++++ Selected excerpt ++++

- First tankōbon volume cover

きみは終末
- Genre: Apocalyptic; Romantic comedy;
- Written by: Nio Nakatani
- Published by: ASCII Media Works
- Imprint: Dengeki Comics NEXT
- Magazine: Dengeki Daioh
- Original run: September 27, 2025 – present
- Volumes: 2

= Kimi wa Shūmatsu =

Japanese manga series

Kimi wa Shūmatsu (きみは終末), also known as My Beloved Apocalypse, is a Japanese manga series written and illustrated by Nio Nakatani. It began serialization in ASCII Media Works's Dengeki Daioh magazine in September 2025, and has been compiled into two volumes as of August 2026.

==Plot==
Yutaka Kuromori and Aru Hoshino are two classmates in a close relationship, despite not officially dating. Six years prior, cracks that had formed in the sky several years before broke into holds, leading to chaos disrupting the world and causing several deaths. Since that day, known as the "Outbreak", voids from another One day, a mysterious group kidnaps Aru, claiming that she is connected to that event and that they are trying to save the world from further destruction. After subduing her captors, Aru reveals herself to be an alien anomaly that caused the outbreak in the first place. She shows her true form whenever she is in a bad mood, leading to Yutaka working to make her happy to prevent her powers' consequences.

==Characters==
- Yutaka Kuromori (黒森 由崇, Kuromori Yutaka)
A 16-year-old high school student and Aru's classmate. Despite their close relationship, they do not see each other as lovers, although they enjoy each other's company. He has been thinking of taking up bodyguard training to protect Aru, vowing to keep her in a good mood to prevent the world from ending.
- Aru Hoshina (星名 或, Hoshina Aru)
Yutaka's classmate and friend, who is popular and has a cheerful personality. Although they are not officially dating, the two have a close relationship. She is an alien anomaly and the original source of the "Outbreak", with her powers manifesting whenever she is a bad mood. When this happens, she becomes even more attached to Yutaka.

++++

| To do |
1: Reproduce the stretch of the Kimi wa Shūmatsu article from "- Aru Hoshina" through "attached to Yutaka.".
2: Write what comes next in the Kimi wa Shūmatsu article, starting after its final sentence.

++++ Extracted material ++++

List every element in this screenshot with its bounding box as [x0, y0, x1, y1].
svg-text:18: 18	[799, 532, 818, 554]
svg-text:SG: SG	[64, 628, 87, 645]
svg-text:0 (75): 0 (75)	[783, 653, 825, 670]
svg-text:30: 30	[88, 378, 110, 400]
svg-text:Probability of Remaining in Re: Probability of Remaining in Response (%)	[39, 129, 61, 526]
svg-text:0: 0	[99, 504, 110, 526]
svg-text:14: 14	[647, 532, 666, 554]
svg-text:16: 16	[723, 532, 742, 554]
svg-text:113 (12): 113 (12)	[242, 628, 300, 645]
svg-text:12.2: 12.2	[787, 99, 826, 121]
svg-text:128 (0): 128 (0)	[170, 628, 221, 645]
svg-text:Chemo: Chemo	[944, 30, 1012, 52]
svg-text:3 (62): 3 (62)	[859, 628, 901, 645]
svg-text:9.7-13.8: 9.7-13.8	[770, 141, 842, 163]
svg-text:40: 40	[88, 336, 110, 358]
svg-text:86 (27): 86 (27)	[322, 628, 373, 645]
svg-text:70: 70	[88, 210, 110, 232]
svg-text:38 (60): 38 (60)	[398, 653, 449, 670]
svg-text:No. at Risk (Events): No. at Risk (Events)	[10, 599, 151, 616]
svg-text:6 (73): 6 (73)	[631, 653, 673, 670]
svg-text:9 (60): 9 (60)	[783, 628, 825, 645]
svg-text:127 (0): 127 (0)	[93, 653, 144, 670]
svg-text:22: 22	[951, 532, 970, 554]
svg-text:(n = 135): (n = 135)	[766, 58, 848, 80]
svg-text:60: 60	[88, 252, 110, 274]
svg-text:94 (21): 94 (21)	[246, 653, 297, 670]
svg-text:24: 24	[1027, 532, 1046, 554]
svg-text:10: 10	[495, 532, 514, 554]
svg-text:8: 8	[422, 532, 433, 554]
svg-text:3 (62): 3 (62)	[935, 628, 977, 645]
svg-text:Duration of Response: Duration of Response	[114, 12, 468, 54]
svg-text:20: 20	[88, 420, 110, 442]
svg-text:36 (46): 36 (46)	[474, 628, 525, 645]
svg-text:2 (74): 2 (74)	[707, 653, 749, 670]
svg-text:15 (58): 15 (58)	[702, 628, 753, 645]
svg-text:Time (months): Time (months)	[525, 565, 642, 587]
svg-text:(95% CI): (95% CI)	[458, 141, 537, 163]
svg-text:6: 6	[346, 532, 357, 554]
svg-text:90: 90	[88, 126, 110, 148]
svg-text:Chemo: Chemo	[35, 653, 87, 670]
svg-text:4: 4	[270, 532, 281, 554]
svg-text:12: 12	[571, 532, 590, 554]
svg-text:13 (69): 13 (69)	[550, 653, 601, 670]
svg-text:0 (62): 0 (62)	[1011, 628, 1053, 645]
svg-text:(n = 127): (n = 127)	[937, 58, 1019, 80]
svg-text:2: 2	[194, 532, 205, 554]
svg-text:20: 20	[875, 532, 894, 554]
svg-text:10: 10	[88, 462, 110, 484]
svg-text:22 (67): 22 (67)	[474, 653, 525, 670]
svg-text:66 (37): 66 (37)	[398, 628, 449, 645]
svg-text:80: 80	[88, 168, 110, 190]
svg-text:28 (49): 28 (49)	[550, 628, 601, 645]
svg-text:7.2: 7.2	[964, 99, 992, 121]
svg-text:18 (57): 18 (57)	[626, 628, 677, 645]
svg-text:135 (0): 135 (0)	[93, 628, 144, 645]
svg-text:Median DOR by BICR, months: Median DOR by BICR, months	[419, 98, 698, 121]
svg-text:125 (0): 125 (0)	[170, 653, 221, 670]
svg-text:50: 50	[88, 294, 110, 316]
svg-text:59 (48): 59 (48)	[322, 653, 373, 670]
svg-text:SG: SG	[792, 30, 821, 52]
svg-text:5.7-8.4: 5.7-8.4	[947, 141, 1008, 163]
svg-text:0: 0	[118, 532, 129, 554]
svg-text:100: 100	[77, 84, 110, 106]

++++

| Written answers |
1:
- Aru Hoshina (星名 或, Hoshina Aru)
Yutaka's classmate and friend, who is popular and has a cheerful personality. Although they are not officially dating, the two have a close relationship. She is an alien anomaly and the original source of the "Outbreak", with her powers manifesting whenever she is a bad mood. When this happens, she becomes even more attached to Yutaka.

2:
==Development==
Nio Nakatani began developing the series to contrast with her previous manga God Bless the Mistaken, with that series featuring a more gentle world, as opposed to Kimi wa Shūmatsu more chaotic one. The idea was inspired by Makoto Shinkai's film Weathering with You, with Nakatani wanting to create a boy-meets-girl story where the girl could cause consequences, such as the end of the world. Although the final manga ended up being a romantic story, she originally planned it to be a more action-focused series; however, she abandoned the idea as she felt that the concept did not work out. Yutaka and Aru's relationship was originally intended to be more friendly rather than romantic, with her editor suggesting the change to the focus on romance.

==Publication==
The series is written and illustrated by Nio Nakatani, who previously serialized the manga Bloom Into You in ASCII Media Works's Dengeki Daioh magazine from 2015 to 2019. It began serialization in Dengeki Daioh on September 27, 2025. The first tankōbon volume was released on February 27, 2026; two volumes have been released as of August 27, 2026.

| No. | Release date | ISBN |
|---|---|---|
| 1 | February 27, 2026 | 978-4-04-916982-9 |
| 2 | August 27, 2026 | 978-4-04-952393-5 |

==Reception==
The series was nominated for the 2026 Next Manga Award in the print category.